→ **Directions**:
Gather the lines below that include the string "กงานซ", copying each in full.

→ **Given records**:

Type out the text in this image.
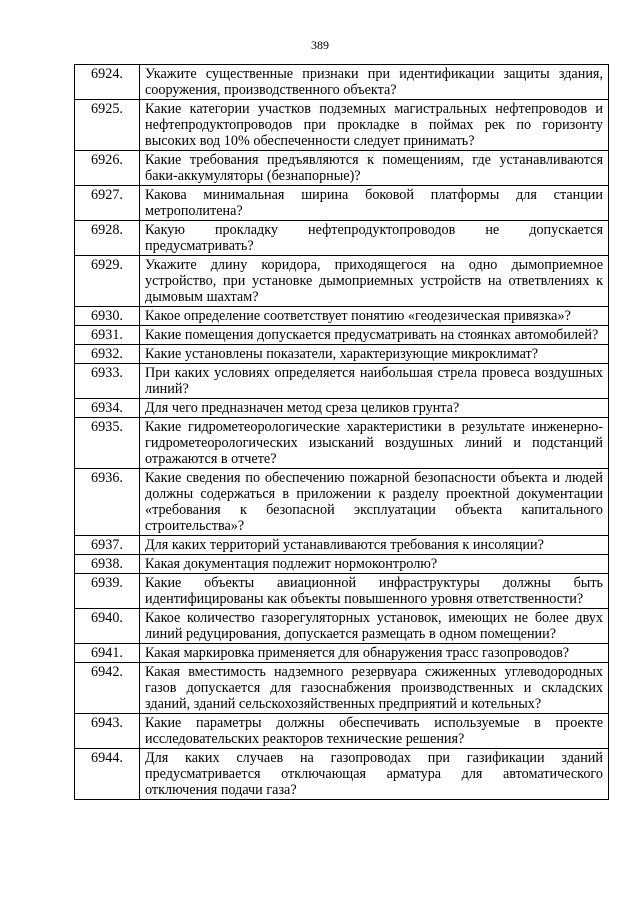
389
6924.	Укажите существенные признаки при идентификации защиты здания, сооружения, производственного объекта?
6925.	Какие категории участков подземных магистральных нефтепроводов и нефтепродуктопроводов при прокладке в поймах рек по горизонту высоких вод 10% обеспеченности следует принимать?
6926.	Какие требования предъявляются к помещениям, где устанавливаются баки-аккумуляторы (безнапорные)?
6927.	Какова минимальная ширина боковой платформы для станции метрополитена?
6928.	Какую прокладку нефтепродуктопроводов не допускается предусматривать?
6929.	Укажите длину коридора, приходящегося на одно дымоприемное устройство, при установке дымоприемных устройств на ответвлениях к дымовым шахтам?
6930.	Какое определение соответствует понятию «геодезическая привязка»?
6931.	Какие помещения допускается предусматривать на стоянках автомобилей?
6932.	Какие установлены показатели, характеризующие микроклимат?
6933.	При каких условиях определяется наибольшая стрела провеса воздушных линий?
6934.	Для чего предназначен метод среза целиков грунта?
6935.	Какие гидрометеорологические характеристики в результате инженерно-гидрометеорологических изысканий воздушных линий и подстанций отражаются в отчете?
6936.	Какие сведения по обеспечению пожарной безопасности объекта и людей должны содержаться в приложении к разделу проектной документации «требования к безопасной эксплуатации объекта капитального строительства»?
6937.	Для каких территорий устанавливаются требования к инсоляции?
6938.	Какая документация подлежит нормоконтролю?
6939.	Какие объекты авиационной инфраструктуры должны быть идентифицированы как объекты повышенного уровня ответственности?
6940.	Какое количество газорегуляторных установок, имеющих не более двух линий редуцирования, допускается размещать в одном помещении?
6941.	Какая маркировка применяется для обнаружения трасс газопроводов?
6942.	Какая вместимость надземного резервуара сжиженных углеводородных газов допускается для газоснабжения производственных и складских зданий, зданий сельскохозяйственных предприятий и котельных?
6943.	Какие параметры должны обеспечивать используемые в проекте исследовательских реакторов технические решения?
6944.	Для каких случаев на газопроводах при газификации зданий предусматривается отключающая арматура для автоматического отключения подачи газа?
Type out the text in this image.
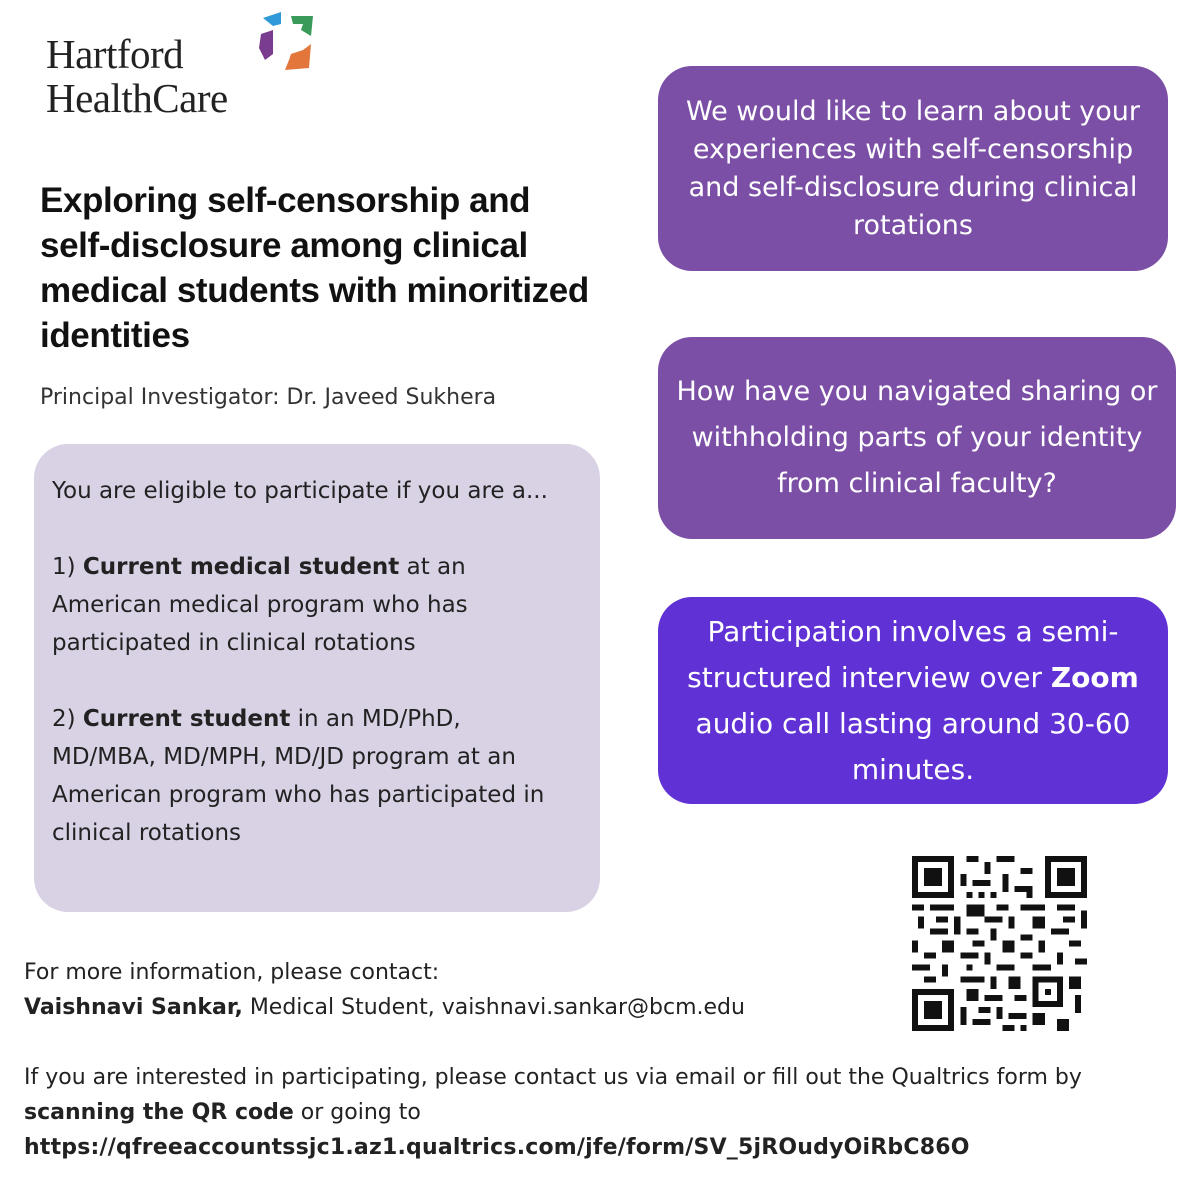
Hartford
HealthCare
Exploring self-censorship and self-disclosure among clinical medical students with minoritized identities
Principal Investigator: Dr. Javeed Sukhera

You are eligible to participate if you are a...

1) Current medical student at an American medical program who has participated in clinical rotations

2) Current student in an MD/PhD, MD/MBA, MD/MPH, MD/JD program at an American program who has participated in clinical rotations

We would like to learn about your experiences with self-censorship and self-disclosure during clinical rotations
How have you navigated sharing or withholding parts of your identity from clinical faculty?
Participation involves a semi-structured interview over Zoom audio call lasting around 30-60 minutes.
For more information, please contact:
Vaishnavi Sankar, Medical Student, vaishnavi.sankar@bcm.edu
If you are interested in participating, please contact us via email or fill out the Qualtrics form by scanning the QR code or going to
https://qfreeaccountssjc1.az1.qualtrics.com/jfe/form/SV_5jROudyOiRbC86O
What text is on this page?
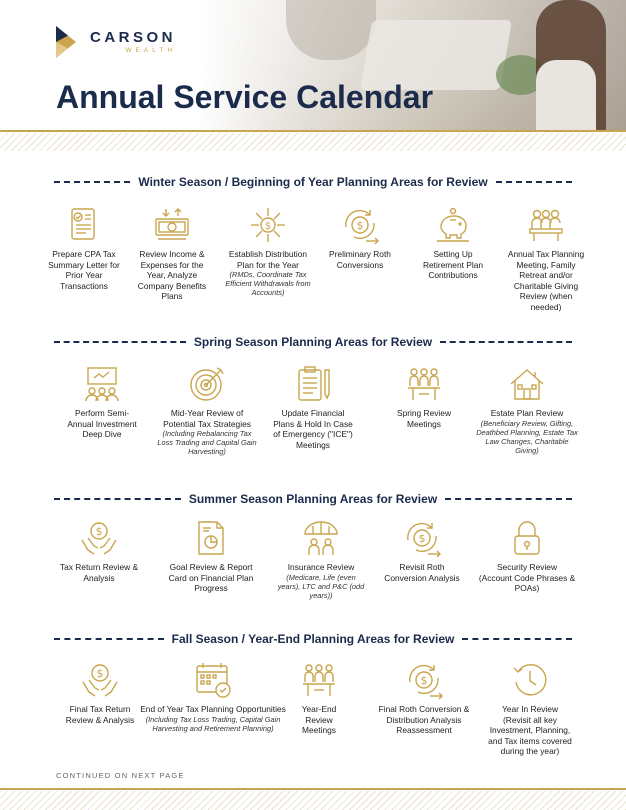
CARSON
WEALTH
Annual Service Calendar
Winter Season / Beginning of Year Planning Areas for Review
Spring Season Planning Areas for Review
Summer Season Planning Areas for Review
Fall Season / Year-End Planning Areas for Review
Prepare CPA Tax Summary Letter for Prior Year Transactions
Review Income & Expenses for the Year, Analyze Company Benefits Plans
$
Establish Distribution Plan for the Year
(RMDs, Coordinate Tax Efficient Withdrawals from Accounts)
$
Preliminary Roth Conversions
Setting Up Retirement Plan Contributions
Annual Tax Planning Meeting, Family Retreat and/or Charitable Giving Review (when needed)
Perform Semi-Annual Investment Deep Dive
Mid-Year Review of Potential Tax Strategies
(Including Rebalancing Tax Loss Trading and Capital Gain Harvesting)
Update Financial Plans & Hold In Case of Emergency ("ICE") Meetings
Spring Review Meetings
Estate Plan Review
(Beneficiary Review, Gifting, Deathbed Planning, Estate Tax Law Changes, Charitable Giving)
$
Tax Return Review & Analysis
Goal Review & Report Card on Financial Plan Progress
Insurance Review
(Medicare, Life (even years), LTC and P&C (odd years))
$
Revisit Roth Conversion Analysis
Security Review
(Account Code Phrases & POAs)
$
Final Tax Return Review & Analysis
End of Year Tax Planning Opportunities
(Including Tax Loss Trading, Capital Gain Harvesting and Retirement Planning)
Year-End Review Meetings
$
Final Roth Conversion & Distribution Analysis Reassessment
Year In Review
(Revisit all key Investment, Planning, and Tax items covered during the year)
CONTINUED ON NEXT PAGE
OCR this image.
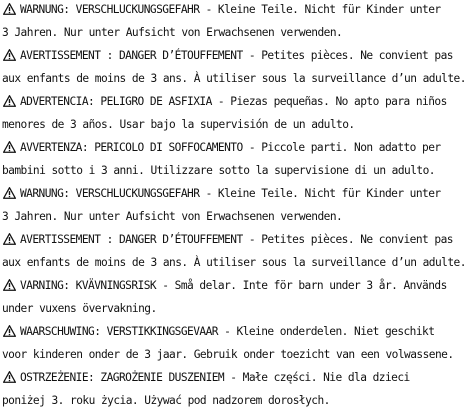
WARNUNG: VERSCHLUCKUNGSGEFAHR - Kleine Teile. Nicht für Kinder unter
3 Jahren. Nur unter Aufsicht von Erwachsenen verwenden.
AVERTISSEMENT : DANGER D’ÉTOUFFEMENT - Petites pièces. Ne convient pas
aux enfants de moins de 3 ans. À utiliser sous la surveillance d’un adulte.
ADVERTENCIA: PELIGRO DE ASFIXIA - Piezas pequeñas. No apto para niños
menores de 3 años. Usar bajo la supervisión de un adulto.
AVVERTENZA: PERICOLO DI SOFFOCAMENTO - Piccole parti. Non adatto per
bambini sotto i 3 anni. Utilizzare sotto la supervisione di un adulto.
WARNUNG: VERSCHLUCKUNGSGEFAHR - Kleine Teile. Nicht für Kinder unter
3 Jahren. Nur unter Aufsicht von Erwachsenen verwenden.
AVERTISSEMENT : DANGER D’ÉTOUFFEMENT - Petites pièces. Ne convient pas
aux enfants de moins de 3 ans. À utiliser sous la surveillance d’un adulte.
VARNING: KVÄVNINGSRISK - Små delar. Inte för barn under 3 år. Används
under vuxens övervakning.
WAARSCHUWING: VERSTIKKINGSGEVAAR - Kleine onderdelen. Niet geschikt
voor kinderen onder de 3 jaar. Gebruik onder toezicht van een volwassene.
OSTRZEŻENIE: ZAGROŻENIE DUSZENIEM - Małe części. Nie dla dzieci
poniżej 3. roku życia. Używać pod nadzorem dorosłych.
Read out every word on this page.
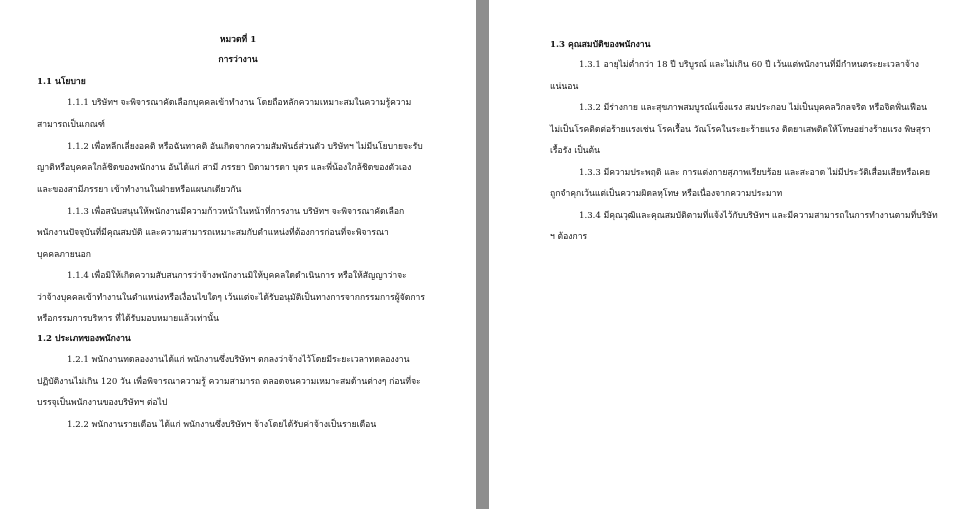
หมวดที่ 1
การว่างาน
1.1 นโยบาย
1.1.1 บริษัทฯ จะพิจารณาคัดเลือกบุคคลเข้าทำงาน โดยถือหลักความเหมาะสมในความรู้ความ
สามารถเป็นเกณฑ์
1.1.2 เพื่อหลีกเลี่ยงอคติ หรือฉันทาคติ อันเกิดจากความสัมพันธ์ส่วนตัว บริษัทฯ ไม่มีนโยบายจะรับ
ญาติหรือบุคคลใกล้ชิดของพนักงาน อันได้แก่ สามี ภรรยา บิดามารดา บุตร และพี่น้องใกล้ชิดของตัวเอง
และของสามีภรรยา เข้าทำงานในฝ่ายหรือแผนกเดียวกัน
1.1.3 เพื่อสนับสนุนให้พนักงานมีความก้าวหน้าในหน้าที่การงาน บริษัทฯ จะพิจารณาคัดเลือก
พนักงานปัจจุบันที่มีคุณสมบัติ และความสามารถเหมาะสมกับตำแหน่งที่ต้องการก่อนที่จะพิจารณา
บุคคลภายนอก
1.1.4 เพื่อมิให้เกิดความสับสนการว่าจ้างพนักงานมิให้บุคคลใดดำเนินการ หรือให้สัญญาว่าจะ
ว่าจ้างบุคคลเข้าทำงานในตำแหน่งหรือเงื่อนไขใดๆ เว้นแต่จะได้รับอนุมัติเป็นทางการจากกรรมการผู้จัดการ
หรือกรรมการบริหาร ที่ได้รับมอบหมายแล้วเท่านั้น
1.2 ประเภทของพนักงาน
1.2.1 พนักงานทดลองงานได้แก่ พนักงานซึ่งบริษัทฯ ตกลงว่าจ้างไว้โดยมีระยะเวลาทดลองงาน
ปฏิบัติงานไม่เกิน 120 วัน เพื่อพิจารณาความรู้ ความสามารถ ตลอดจนความเหมาะสมด้านต่างๆ ก่อนที่จะ
บรรจุเป็นพนักงานของบริษัทฯ ต่อไป
1.2.2 พนักงานรายเดือน ได้แก่ พนักงานซึ่งบริษัทฯ จ้างโดยได้รับค่าจ้างเป็นรายเดือน
1.3 คุณสมบัติของพนักงาน
1.3.1 อายุไม่ต่ำกว่า 18 ปี บริบูรณ์ และไม่เกิน 60 ปี เว้นแต่พนักงานที่มีกำหนดระยะเวลาจ้าง
แน่นอน
1.3.2 มีร่างกาย และสุขภาพสมบูรณ์แข็งแรง สมประกอบ ไม่เป็นบุคคลวิกลจริต หรือจิตฟั่นเฟือน
ไม่เป็นโรคติดต่อร้ายแรงเช่น โรคเรื้อน วัณโรคในระยะร้ายแรง ติดยาเสพติดให้โทษอย่างร้ายแรง พิษสุรา
เรื้อรัง เป็นต้น
1.3.3 มีความประพฤติ และ การแต่งกายสุภาพเรียบร้อย และสะอาด ไม่มีประวัติเสื่อมเสียหรือเคย
ถูกจำคุกเว้นแต่เป็นความผิดลหุโทษ หรือเนื่องจากความประมาท
1.3.4 มีคุณวุฒิและคุณสมบัติตามที่แจ้งไว้กับบริษัทฯ และมีความสามารถในการทำงานตามที่บริษัท
ฯ ต้องการ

→ **Answer to the problem**:
1.2.1 พนักงานทดลองงานได้แก่ พนักงานซึ่งบริษัทฯ ตกลงว่าจ้างไว้โดยมีระยะเวลาทดลองงาน
1.2.2 พนักงานรายเดือน ได้แก่ พนักงานซึ่งบริษัทฯ จ้างโดยได้รับค่าจ้างเป็นรายเดือน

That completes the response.